→ Data entries:
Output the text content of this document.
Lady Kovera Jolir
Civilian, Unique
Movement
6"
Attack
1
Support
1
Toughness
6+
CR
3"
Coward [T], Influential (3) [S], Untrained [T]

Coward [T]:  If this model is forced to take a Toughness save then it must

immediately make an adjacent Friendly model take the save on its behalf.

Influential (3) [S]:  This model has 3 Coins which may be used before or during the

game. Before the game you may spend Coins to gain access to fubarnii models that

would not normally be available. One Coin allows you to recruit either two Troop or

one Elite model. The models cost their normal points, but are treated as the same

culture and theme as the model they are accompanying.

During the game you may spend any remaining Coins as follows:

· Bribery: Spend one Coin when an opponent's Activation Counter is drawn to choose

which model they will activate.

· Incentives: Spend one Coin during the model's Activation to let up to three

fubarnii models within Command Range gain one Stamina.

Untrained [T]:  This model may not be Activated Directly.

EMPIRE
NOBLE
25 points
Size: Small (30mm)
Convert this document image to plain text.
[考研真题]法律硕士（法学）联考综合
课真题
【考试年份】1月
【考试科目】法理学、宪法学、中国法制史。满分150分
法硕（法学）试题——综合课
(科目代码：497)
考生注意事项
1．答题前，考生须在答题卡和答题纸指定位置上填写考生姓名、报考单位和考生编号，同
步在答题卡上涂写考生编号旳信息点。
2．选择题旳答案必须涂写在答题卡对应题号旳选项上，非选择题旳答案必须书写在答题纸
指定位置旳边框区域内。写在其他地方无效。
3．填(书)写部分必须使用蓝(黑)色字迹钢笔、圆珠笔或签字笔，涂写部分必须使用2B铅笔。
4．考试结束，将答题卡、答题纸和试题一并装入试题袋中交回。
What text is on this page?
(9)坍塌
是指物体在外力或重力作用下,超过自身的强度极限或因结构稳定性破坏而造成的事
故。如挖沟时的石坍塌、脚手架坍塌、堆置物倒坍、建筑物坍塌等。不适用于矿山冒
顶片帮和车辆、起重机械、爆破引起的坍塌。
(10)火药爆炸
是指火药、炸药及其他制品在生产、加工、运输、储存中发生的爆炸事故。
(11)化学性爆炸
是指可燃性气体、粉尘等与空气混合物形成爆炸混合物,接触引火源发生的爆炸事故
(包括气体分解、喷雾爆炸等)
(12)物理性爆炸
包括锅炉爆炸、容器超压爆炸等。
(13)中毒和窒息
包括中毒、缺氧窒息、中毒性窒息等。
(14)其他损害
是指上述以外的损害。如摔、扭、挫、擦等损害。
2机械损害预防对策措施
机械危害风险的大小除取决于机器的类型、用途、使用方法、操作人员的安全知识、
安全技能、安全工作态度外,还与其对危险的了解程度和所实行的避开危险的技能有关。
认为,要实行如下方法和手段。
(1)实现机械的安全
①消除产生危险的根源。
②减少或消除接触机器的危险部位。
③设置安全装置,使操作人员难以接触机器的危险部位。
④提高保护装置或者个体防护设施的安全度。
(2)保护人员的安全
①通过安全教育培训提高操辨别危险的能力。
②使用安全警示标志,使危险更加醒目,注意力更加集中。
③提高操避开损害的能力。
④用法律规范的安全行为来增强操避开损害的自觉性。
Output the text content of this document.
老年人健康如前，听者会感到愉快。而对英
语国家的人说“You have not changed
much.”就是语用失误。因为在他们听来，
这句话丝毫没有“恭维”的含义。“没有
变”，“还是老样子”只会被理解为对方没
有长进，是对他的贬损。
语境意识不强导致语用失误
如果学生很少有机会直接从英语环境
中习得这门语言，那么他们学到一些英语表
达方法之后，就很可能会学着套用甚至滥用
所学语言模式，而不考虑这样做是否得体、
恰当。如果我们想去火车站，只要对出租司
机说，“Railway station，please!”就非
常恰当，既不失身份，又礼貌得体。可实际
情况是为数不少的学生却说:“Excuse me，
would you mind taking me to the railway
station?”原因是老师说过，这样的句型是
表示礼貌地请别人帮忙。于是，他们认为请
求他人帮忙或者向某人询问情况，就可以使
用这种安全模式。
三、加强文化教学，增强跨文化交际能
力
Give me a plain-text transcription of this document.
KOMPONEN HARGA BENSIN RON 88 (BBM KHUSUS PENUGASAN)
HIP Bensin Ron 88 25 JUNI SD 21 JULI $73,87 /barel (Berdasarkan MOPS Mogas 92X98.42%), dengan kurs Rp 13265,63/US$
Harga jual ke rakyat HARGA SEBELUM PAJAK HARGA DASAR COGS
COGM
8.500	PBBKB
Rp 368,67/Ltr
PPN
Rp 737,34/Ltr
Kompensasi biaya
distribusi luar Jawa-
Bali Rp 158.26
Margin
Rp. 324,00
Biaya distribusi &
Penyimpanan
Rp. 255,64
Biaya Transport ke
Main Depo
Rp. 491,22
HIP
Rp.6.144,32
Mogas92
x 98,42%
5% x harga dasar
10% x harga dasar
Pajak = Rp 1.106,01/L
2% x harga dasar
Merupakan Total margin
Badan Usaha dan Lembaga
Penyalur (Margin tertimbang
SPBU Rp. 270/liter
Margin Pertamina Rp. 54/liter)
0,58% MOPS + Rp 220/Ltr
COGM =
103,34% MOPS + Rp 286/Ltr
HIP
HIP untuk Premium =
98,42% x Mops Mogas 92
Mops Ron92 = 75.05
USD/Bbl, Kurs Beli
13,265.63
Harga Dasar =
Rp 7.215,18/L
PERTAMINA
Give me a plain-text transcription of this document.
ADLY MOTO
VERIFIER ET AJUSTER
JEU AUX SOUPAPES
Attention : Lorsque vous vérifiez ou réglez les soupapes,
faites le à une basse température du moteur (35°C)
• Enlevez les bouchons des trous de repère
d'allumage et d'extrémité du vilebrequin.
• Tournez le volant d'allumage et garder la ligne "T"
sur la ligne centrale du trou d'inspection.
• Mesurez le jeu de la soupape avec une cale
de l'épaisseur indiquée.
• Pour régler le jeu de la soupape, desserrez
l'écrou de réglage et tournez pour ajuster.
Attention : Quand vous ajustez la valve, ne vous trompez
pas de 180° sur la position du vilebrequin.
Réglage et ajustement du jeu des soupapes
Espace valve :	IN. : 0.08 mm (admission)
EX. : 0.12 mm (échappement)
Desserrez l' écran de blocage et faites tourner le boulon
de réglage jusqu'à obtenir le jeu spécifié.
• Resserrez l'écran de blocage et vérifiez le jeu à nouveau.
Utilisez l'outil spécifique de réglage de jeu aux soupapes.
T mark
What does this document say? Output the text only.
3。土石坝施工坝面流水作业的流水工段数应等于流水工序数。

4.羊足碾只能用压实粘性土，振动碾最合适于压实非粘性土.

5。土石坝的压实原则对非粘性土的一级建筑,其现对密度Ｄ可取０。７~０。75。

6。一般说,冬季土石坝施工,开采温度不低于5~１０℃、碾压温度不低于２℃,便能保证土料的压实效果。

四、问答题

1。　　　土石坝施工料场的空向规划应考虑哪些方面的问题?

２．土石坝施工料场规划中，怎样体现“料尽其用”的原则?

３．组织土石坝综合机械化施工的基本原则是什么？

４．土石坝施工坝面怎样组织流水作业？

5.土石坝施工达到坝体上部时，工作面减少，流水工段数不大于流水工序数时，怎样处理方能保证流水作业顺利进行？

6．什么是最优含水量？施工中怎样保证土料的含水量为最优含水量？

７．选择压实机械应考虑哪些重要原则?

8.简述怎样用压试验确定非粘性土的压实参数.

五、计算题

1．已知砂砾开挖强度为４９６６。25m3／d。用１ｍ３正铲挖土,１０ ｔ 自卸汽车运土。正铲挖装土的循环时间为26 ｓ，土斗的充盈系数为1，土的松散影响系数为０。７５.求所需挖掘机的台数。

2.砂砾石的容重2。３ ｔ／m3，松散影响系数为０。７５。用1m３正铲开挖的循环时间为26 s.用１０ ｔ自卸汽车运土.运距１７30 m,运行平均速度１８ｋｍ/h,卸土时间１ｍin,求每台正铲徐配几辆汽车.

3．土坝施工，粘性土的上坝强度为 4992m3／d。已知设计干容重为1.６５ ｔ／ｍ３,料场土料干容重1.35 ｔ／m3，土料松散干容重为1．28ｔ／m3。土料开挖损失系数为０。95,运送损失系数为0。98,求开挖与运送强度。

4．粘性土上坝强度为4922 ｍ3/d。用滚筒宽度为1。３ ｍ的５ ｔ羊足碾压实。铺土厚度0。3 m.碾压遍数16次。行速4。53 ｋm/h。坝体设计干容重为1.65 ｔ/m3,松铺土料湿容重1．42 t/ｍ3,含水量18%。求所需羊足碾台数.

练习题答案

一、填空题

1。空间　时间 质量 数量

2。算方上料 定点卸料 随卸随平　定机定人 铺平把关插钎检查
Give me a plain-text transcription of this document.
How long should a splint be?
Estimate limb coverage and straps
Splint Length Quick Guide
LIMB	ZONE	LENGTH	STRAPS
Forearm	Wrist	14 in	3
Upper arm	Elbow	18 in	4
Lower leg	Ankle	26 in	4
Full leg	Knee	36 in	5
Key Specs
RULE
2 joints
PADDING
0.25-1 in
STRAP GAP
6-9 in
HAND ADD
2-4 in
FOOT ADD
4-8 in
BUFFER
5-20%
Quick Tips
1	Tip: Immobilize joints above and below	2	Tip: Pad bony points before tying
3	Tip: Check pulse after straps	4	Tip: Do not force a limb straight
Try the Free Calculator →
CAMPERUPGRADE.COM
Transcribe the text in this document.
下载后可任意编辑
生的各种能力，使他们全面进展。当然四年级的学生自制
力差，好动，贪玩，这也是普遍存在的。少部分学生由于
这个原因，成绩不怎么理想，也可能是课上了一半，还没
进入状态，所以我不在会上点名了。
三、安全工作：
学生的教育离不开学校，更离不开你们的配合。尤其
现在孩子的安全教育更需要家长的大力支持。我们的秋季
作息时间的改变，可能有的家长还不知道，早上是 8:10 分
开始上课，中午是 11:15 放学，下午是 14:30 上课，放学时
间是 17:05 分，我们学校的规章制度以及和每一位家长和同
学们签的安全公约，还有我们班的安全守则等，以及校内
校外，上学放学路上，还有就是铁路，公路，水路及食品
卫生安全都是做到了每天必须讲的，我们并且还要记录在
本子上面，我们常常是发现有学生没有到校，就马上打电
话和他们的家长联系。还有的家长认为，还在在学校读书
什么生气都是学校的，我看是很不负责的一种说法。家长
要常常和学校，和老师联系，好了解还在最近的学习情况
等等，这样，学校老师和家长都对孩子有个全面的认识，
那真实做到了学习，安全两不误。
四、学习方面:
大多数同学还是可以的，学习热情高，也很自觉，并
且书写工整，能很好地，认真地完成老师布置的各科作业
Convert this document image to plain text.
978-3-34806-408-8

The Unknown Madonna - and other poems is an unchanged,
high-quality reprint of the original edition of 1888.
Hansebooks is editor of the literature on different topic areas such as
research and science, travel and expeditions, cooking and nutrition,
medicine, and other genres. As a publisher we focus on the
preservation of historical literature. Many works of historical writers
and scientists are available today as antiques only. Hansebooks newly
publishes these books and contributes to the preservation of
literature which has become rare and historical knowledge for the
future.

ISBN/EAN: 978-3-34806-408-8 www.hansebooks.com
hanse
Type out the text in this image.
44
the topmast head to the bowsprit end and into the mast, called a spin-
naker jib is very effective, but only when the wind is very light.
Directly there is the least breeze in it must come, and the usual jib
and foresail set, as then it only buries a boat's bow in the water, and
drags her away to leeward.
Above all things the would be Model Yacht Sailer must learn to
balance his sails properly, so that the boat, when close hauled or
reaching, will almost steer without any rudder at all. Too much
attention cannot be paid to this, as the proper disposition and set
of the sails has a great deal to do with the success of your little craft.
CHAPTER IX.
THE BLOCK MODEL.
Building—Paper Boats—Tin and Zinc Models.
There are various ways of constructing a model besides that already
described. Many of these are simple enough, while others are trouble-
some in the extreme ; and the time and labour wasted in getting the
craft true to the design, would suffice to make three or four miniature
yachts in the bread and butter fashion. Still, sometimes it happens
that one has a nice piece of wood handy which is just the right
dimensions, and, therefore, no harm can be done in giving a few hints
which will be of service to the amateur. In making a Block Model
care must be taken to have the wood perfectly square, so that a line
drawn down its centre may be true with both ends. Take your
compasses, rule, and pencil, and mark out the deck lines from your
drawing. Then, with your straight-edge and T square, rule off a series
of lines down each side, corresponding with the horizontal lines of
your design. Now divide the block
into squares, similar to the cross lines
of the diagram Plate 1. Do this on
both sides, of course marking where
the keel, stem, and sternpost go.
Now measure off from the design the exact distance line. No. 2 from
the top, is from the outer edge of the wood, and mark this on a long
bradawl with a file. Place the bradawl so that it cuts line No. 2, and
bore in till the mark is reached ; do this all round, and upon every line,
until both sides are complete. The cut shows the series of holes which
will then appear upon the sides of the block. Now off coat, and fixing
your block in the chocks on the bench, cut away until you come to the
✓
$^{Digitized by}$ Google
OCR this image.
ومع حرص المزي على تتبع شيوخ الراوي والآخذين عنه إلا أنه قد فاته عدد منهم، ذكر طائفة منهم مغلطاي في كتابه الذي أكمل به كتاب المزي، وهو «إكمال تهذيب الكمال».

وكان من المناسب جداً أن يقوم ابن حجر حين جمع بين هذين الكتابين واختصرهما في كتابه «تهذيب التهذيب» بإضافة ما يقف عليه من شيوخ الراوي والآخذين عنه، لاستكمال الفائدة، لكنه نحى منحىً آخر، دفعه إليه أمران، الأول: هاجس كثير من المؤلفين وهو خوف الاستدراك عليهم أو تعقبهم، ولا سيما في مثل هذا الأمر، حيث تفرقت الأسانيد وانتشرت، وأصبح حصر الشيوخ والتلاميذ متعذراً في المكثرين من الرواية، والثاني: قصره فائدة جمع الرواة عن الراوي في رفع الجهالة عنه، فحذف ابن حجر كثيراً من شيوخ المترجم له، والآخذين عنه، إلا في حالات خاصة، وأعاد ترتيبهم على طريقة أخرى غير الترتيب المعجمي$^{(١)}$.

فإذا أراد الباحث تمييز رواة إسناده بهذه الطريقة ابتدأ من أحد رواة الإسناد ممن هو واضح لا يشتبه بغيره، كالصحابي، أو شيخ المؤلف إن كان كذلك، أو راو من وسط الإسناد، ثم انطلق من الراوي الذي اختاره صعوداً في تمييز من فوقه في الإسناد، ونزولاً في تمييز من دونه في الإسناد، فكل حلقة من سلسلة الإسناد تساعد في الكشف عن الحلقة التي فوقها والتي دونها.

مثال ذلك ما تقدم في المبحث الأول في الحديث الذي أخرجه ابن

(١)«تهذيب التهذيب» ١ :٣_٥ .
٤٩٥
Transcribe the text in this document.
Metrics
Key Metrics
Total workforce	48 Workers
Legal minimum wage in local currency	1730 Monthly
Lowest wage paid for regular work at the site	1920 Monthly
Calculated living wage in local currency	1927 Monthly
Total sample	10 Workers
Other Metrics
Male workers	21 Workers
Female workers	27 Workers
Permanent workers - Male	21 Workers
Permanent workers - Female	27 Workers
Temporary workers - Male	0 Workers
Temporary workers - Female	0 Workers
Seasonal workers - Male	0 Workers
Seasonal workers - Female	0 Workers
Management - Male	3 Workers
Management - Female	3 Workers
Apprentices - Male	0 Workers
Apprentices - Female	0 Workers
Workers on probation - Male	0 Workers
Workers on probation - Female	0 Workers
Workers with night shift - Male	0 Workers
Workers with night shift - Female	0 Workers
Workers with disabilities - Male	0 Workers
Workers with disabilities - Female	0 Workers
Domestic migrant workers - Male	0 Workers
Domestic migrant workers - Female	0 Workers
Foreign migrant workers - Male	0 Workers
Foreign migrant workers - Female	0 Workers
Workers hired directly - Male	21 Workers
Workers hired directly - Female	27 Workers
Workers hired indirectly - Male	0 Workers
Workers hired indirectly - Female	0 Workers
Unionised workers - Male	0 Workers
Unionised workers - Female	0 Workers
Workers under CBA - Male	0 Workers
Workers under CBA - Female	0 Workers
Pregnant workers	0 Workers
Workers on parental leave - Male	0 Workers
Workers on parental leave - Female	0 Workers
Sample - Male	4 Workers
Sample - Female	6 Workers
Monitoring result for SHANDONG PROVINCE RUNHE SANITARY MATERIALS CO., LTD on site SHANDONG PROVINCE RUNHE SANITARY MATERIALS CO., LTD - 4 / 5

→ Exercise goal:
Look through the entries and return every line where "series" appears.

→ Complete response:
drawing. Then, with your straight-edge and T square, rule off a series
until both sides are complete. The cut shows the series of holes which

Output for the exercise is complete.